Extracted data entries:

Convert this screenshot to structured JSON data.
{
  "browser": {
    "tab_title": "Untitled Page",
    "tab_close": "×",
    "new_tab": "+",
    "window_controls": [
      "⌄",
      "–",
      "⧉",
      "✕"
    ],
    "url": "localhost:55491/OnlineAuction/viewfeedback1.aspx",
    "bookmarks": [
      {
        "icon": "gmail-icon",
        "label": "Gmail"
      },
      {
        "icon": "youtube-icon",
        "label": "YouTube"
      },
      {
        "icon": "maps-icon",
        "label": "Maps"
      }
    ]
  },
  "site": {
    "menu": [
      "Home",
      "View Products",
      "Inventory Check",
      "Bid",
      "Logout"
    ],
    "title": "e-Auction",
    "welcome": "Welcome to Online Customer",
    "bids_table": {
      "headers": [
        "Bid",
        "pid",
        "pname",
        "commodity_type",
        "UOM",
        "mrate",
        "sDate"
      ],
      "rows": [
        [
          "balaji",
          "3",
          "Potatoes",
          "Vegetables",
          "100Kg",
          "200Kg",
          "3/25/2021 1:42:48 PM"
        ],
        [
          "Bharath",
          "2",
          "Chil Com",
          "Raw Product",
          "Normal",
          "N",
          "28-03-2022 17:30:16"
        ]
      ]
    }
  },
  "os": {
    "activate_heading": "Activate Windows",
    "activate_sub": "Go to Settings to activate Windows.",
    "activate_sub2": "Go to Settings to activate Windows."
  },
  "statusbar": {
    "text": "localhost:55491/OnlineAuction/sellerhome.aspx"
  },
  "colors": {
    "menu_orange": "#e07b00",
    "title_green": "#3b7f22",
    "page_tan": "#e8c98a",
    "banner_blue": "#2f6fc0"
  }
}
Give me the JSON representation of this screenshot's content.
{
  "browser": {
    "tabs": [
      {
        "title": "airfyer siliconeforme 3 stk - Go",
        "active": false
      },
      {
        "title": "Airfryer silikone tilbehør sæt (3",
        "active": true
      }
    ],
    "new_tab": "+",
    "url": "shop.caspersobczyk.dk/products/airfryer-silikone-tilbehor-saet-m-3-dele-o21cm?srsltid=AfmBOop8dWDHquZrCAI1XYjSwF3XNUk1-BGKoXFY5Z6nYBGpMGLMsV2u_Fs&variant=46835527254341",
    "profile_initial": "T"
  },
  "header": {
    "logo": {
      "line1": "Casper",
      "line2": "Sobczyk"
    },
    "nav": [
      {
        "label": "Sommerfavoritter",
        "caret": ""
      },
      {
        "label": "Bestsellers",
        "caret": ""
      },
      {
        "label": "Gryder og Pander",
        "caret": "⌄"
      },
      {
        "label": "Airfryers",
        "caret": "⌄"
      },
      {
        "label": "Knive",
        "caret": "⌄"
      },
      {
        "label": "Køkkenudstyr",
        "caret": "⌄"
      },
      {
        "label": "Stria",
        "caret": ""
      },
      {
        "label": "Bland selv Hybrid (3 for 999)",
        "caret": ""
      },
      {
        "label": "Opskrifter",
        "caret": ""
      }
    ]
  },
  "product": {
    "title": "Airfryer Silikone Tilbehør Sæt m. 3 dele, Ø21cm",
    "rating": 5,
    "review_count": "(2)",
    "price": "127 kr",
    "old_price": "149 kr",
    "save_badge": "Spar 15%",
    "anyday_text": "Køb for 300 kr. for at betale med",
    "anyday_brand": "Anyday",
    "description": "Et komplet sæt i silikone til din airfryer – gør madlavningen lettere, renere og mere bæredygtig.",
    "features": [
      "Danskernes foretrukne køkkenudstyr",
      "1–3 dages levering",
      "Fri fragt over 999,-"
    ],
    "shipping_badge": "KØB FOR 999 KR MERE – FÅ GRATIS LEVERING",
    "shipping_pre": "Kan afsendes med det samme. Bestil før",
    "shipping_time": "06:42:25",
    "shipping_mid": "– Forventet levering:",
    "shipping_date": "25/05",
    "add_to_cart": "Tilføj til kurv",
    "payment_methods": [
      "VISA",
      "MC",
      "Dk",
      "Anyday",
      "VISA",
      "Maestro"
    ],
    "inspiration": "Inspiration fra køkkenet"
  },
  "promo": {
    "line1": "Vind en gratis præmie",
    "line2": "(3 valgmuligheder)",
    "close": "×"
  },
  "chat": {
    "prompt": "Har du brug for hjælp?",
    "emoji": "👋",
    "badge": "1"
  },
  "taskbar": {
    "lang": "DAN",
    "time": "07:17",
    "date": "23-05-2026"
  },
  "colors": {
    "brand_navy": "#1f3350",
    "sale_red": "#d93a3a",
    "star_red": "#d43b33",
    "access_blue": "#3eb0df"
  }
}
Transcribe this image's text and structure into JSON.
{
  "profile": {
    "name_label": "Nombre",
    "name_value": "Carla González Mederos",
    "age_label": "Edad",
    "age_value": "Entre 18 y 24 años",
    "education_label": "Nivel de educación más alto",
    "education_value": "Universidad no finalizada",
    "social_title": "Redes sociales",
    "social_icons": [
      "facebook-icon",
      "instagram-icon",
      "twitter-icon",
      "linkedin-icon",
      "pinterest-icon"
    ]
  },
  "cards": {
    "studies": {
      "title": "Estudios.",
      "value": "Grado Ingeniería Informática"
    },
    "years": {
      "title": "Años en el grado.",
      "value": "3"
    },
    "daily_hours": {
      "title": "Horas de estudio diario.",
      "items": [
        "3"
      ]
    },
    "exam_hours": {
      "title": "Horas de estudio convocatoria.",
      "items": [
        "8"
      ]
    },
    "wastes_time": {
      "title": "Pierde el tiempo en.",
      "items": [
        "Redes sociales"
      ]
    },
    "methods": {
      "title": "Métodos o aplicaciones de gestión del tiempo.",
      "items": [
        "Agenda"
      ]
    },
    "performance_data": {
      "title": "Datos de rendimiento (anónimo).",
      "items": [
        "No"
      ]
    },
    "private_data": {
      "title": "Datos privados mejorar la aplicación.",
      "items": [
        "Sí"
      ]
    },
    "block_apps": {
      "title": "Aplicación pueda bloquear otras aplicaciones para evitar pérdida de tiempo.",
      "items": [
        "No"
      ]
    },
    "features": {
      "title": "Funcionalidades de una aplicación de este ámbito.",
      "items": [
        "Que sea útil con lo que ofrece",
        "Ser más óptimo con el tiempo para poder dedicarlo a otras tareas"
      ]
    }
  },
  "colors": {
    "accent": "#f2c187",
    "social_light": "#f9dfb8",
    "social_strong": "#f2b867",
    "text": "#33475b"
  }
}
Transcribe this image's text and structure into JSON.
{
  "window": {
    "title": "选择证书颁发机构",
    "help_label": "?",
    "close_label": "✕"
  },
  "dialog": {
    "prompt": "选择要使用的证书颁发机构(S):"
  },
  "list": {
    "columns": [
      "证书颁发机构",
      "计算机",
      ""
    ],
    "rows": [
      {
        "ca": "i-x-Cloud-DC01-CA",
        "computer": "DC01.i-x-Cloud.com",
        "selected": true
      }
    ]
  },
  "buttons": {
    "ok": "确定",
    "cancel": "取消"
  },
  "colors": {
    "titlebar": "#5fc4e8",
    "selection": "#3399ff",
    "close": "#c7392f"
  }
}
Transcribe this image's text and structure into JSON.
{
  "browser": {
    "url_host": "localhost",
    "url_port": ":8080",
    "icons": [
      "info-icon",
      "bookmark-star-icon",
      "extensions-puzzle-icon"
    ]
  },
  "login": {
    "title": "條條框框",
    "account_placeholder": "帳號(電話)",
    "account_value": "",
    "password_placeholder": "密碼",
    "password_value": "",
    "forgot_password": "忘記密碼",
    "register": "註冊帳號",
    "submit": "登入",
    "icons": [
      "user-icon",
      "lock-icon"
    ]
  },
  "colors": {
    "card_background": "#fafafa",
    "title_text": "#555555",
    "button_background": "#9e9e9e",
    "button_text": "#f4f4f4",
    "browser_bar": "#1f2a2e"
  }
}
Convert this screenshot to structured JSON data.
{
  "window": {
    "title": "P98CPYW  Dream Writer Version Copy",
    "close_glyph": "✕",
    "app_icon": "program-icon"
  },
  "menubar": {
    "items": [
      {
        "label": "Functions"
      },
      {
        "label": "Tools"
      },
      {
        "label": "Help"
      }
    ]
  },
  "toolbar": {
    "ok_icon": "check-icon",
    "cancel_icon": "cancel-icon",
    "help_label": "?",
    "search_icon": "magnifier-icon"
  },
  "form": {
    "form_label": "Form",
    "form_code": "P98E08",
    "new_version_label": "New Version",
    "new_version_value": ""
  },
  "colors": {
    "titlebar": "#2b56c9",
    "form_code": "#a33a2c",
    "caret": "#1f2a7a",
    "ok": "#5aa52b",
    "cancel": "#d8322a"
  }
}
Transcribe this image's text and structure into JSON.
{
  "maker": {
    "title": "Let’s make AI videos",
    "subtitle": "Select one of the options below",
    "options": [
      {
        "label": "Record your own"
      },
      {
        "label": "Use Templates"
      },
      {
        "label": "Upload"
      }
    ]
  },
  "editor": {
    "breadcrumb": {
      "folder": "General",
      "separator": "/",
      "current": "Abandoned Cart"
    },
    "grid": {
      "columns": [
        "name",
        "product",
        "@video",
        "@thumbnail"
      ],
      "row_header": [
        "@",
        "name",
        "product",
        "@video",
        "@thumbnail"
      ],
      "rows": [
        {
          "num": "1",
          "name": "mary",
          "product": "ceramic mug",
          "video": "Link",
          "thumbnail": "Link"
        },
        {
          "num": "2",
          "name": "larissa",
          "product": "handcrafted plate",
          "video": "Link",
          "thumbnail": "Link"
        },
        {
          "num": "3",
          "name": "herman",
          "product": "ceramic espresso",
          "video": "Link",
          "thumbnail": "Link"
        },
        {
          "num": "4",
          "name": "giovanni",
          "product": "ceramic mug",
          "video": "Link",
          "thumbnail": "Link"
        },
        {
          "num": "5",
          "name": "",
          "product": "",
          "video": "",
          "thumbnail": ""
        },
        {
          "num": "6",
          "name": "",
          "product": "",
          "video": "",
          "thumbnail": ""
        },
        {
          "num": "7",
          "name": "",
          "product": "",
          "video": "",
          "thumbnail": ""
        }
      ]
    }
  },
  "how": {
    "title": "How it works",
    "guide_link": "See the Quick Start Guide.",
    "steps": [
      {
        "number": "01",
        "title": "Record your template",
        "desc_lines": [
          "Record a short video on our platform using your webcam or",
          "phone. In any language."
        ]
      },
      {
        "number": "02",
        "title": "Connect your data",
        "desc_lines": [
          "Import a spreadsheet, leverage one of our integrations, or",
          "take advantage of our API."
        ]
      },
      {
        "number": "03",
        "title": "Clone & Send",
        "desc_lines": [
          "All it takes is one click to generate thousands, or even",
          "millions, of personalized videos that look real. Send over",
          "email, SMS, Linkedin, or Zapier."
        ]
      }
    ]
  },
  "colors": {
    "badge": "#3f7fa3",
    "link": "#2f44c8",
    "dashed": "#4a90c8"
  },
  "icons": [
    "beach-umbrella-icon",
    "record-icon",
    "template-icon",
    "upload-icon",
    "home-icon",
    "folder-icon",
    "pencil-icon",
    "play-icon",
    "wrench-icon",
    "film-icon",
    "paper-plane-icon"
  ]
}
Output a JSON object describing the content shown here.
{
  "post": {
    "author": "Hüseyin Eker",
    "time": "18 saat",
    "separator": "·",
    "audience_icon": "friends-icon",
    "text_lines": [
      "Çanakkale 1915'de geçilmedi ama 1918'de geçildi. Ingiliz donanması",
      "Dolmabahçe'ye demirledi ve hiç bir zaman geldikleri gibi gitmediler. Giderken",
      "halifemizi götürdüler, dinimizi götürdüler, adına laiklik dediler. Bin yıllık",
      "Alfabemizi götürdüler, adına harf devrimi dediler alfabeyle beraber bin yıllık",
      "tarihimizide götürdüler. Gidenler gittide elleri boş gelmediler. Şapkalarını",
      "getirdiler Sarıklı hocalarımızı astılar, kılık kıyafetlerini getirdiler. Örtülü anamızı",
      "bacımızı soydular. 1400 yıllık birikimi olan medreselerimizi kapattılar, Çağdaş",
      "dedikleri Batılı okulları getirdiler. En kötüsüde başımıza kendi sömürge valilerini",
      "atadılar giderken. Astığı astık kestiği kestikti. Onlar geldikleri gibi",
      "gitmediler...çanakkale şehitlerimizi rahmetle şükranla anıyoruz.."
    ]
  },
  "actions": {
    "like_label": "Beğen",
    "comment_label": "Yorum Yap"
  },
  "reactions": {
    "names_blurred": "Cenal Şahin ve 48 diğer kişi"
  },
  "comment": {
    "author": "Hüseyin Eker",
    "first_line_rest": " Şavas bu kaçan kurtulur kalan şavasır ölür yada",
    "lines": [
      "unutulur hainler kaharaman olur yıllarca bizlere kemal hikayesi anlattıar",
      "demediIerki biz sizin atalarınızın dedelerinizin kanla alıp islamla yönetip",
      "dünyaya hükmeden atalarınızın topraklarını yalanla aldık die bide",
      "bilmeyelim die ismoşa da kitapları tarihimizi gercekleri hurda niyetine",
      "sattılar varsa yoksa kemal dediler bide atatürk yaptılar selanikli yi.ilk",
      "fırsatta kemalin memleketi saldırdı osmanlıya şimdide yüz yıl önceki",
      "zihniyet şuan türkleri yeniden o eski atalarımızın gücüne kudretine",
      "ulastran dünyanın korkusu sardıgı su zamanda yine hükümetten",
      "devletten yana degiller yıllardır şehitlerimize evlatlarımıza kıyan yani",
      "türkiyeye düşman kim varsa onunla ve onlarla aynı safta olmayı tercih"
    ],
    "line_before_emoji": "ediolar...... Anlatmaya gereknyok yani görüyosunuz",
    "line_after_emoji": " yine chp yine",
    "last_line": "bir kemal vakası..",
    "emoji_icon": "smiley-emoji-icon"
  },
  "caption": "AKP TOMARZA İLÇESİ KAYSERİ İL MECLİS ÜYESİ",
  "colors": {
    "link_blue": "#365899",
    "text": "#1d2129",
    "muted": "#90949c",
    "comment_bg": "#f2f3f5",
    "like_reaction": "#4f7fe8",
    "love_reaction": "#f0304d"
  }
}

*Task to carry out*
Where a line holds "content", copy that line.

*Result of the task*
Give me the JSON representation of this screenshot's content.
Output a JSON object describing the content shown here.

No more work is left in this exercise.